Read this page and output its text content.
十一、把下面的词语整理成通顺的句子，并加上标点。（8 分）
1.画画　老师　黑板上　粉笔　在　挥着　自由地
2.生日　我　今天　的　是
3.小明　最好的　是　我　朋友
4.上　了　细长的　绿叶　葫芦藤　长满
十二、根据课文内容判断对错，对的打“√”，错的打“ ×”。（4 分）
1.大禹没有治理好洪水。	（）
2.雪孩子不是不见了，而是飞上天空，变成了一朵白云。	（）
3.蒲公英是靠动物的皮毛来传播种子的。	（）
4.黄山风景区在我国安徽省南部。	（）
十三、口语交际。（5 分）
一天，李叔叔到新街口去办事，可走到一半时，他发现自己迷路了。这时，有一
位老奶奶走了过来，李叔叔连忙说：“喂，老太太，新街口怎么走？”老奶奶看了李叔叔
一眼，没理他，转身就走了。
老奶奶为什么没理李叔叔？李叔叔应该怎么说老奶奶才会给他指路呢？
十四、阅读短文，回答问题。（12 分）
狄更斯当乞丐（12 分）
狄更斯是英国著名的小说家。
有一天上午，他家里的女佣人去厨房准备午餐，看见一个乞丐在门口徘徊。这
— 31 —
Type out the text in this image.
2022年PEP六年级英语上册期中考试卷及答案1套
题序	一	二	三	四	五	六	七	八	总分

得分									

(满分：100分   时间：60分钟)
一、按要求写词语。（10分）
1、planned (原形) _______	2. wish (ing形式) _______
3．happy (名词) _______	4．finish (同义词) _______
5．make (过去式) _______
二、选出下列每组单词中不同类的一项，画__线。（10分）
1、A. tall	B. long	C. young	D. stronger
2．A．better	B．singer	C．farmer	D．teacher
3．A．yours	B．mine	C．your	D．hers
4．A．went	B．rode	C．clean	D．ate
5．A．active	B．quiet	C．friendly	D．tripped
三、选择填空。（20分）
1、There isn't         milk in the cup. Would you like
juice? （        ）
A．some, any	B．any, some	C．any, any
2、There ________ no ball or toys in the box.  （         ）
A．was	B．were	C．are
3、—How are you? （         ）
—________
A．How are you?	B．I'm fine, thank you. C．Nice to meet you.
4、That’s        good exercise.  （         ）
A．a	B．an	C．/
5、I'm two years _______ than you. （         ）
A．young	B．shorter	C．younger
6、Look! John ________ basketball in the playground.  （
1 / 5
━━━━
» INSTRUCTION: Please quote the records above exactly, without skipping a line.

» CORRECT OUTPUT:
Read this page and output its text content.
十一、把下面的词语整理成通顺的句子，并加上标点。（8 分）
1.画画　老师　黑板上　粉笔　在　挥着　自由地
2.生日　我　今天　的　是
3.小明　最好的　是　我　朋友
4.上　了　细长的　绿叶　葫芦藤　长满
十二、根据课文内容判断对错，对的打“√”，错的打“ ×”。（4 分）
1.大禹没有治理好洪水。	（）
2.雪孩子不是不见了，而是飞上天空，变成了一朵白云。	（）
3.蒲公英是靠动物的皮毛来传播种子的。	（）
4.黄山风景区在我国安徽省南部。	（）
十三、口语交际。（5 分）
一天，李叔叔到新街口去办事，可走到一半时，他发现自己迷路了。这时，有一
位老奶奶走了过来，李叔叔连忙说：“喂，老太太，新街口怎么走？”老奶奶看了李叔叔
一眼，没理他，转身就走了。
老奶奶为什么没理李叔叔？李叔叔应该怎么说老奶奶才会给他指路呢？
十四、阅读短文，回答问题。（12 分）
狄更斯当乞丐（12 分）
狄更斯是英国著名的小说家。
有一天上午，他家里的女佣人去厨房准备午餐，看见一个乞丐在门口徘徊。这
— 31 —
Type out the text in this image.
2022年PEP六年级英语上册期中考试卷及答案1套
题序	一	二	三	四	五	六	七	八	总分

得分									

(满分：100分   时间：60分钟)
一、按要求写词语。（10分）
1、planned (原形) _______	2. wish (ing形式) _______
3．happy (名词) _______	4．finish (同义词) _______
5．make (过去式) _______
二、选出下列每组单词中不同类的一项，画__线。（10分）
1、A. tall	B. long	C. young	D. stronger
2．A．better	B．singer	C．farmer	D．teacher
3．A．yours	B．mine	C．your	D．hers
4．A．went	B．rode	C．clean	D．ate
5．A．active	B．quiet	C．friendly	D．tripped
三、选择填空。（20分）
1、There isn't         milk in the cup. Would you like
juice? （        ）
A．some, any	B．any, some	C．any, any
2、There ________ no ball or toys in the box.  （         ）
A．was	B．were	C．are
3、—How are you? （         ）
—________
A．How are you?	B．I'm fine, thank you. C．Nice to meet you.
4、That’s        good exercise.  （         ）
A．a	B．an	C．/
5、I'm two years _______ than you. （         ）
A．young	B．shorter	C．younger
6、Look! John ________ basketball in the playground.  （
1 / 5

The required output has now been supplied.